**Goal:** In the material below, find every line with "text" and pull it out.

Dataset entries:
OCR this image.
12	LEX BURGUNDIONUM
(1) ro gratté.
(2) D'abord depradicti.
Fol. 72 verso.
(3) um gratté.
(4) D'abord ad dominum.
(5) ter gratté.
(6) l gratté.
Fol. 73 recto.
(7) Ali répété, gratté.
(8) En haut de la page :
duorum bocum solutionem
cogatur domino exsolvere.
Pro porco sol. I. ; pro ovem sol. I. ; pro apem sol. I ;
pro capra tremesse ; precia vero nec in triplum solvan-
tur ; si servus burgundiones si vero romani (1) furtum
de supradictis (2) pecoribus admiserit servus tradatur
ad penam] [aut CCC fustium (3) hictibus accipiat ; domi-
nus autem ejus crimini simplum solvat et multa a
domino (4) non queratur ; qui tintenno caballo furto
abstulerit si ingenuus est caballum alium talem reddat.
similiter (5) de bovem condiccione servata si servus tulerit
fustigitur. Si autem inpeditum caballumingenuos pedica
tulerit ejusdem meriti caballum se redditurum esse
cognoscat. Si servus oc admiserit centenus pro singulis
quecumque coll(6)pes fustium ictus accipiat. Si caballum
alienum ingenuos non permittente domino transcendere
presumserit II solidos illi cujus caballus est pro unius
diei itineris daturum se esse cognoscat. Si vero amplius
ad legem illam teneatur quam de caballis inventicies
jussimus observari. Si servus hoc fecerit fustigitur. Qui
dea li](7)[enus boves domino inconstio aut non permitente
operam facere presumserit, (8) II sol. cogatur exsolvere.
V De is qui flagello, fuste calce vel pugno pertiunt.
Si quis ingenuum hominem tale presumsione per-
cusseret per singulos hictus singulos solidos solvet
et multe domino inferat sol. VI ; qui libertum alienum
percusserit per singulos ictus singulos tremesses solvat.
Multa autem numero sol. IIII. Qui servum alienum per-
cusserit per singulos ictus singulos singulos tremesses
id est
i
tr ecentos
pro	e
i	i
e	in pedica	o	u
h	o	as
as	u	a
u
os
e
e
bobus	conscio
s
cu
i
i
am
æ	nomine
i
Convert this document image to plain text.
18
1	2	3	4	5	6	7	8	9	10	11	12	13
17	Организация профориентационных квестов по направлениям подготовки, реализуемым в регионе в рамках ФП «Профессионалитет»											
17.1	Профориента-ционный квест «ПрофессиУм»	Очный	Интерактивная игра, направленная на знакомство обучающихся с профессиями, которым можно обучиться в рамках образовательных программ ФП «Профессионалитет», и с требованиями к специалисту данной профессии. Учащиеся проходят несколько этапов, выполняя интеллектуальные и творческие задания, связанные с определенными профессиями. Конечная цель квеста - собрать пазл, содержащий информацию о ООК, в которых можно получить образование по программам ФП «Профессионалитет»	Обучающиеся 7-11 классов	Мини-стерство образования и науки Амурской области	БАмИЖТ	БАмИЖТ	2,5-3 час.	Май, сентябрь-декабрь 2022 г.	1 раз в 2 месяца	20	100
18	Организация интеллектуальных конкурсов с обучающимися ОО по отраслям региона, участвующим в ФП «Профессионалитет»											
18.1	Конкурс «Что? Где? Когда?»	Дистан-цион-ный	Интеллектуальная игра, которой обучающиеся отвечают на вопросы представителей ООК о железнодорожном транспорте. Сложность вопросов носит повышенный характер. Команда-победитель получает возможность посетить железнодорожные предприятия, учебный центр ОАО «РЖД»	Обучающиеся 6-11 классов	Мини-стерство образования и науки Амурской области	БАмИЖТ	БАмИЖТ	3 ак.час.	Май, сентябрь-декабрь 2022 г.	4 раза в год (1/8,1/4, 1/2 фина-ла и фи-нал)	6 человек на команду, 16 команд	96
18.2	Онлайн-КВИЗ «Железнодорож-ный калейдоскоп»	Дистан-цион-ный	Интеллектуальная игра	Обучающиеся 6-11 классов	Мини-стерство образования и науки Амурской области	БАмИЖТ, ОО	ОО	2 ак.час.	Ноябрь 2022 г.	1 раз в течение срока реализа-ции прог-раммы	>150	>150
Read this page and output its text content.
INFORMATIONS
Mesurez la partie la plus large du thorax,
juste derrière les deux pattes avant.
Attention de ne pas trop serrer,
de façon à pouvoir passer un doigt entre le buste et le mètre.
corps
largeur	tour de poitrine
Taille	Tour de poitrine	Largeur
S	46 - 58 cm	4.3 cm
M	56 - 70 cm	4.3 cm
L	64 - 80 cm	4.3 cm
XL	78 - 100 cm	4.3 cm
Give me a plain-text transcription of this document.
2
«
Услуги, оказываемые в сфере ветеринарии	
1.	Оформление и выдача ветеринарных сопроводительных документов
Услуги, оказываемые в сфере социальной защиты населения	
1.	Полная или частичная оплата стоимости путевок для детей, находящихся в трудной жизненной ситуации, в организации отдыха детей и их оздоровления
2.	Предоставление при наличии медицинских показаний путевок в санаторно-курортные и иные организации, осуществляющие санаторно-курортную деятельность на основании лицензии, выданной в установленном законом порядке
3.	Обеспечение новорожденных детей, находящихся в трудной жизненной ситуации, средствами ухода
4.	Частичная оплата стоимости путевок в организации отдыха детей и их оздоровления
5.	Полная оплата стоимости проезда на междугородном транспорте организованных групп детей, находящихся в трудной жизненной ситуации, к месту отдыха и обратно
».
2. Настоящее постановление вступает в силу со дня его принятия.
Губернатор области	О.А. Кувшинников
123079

**Worked answer:**
Convert this document image to plain text.
Read this page and output its text content.
Give me a plain-text transcription of this document.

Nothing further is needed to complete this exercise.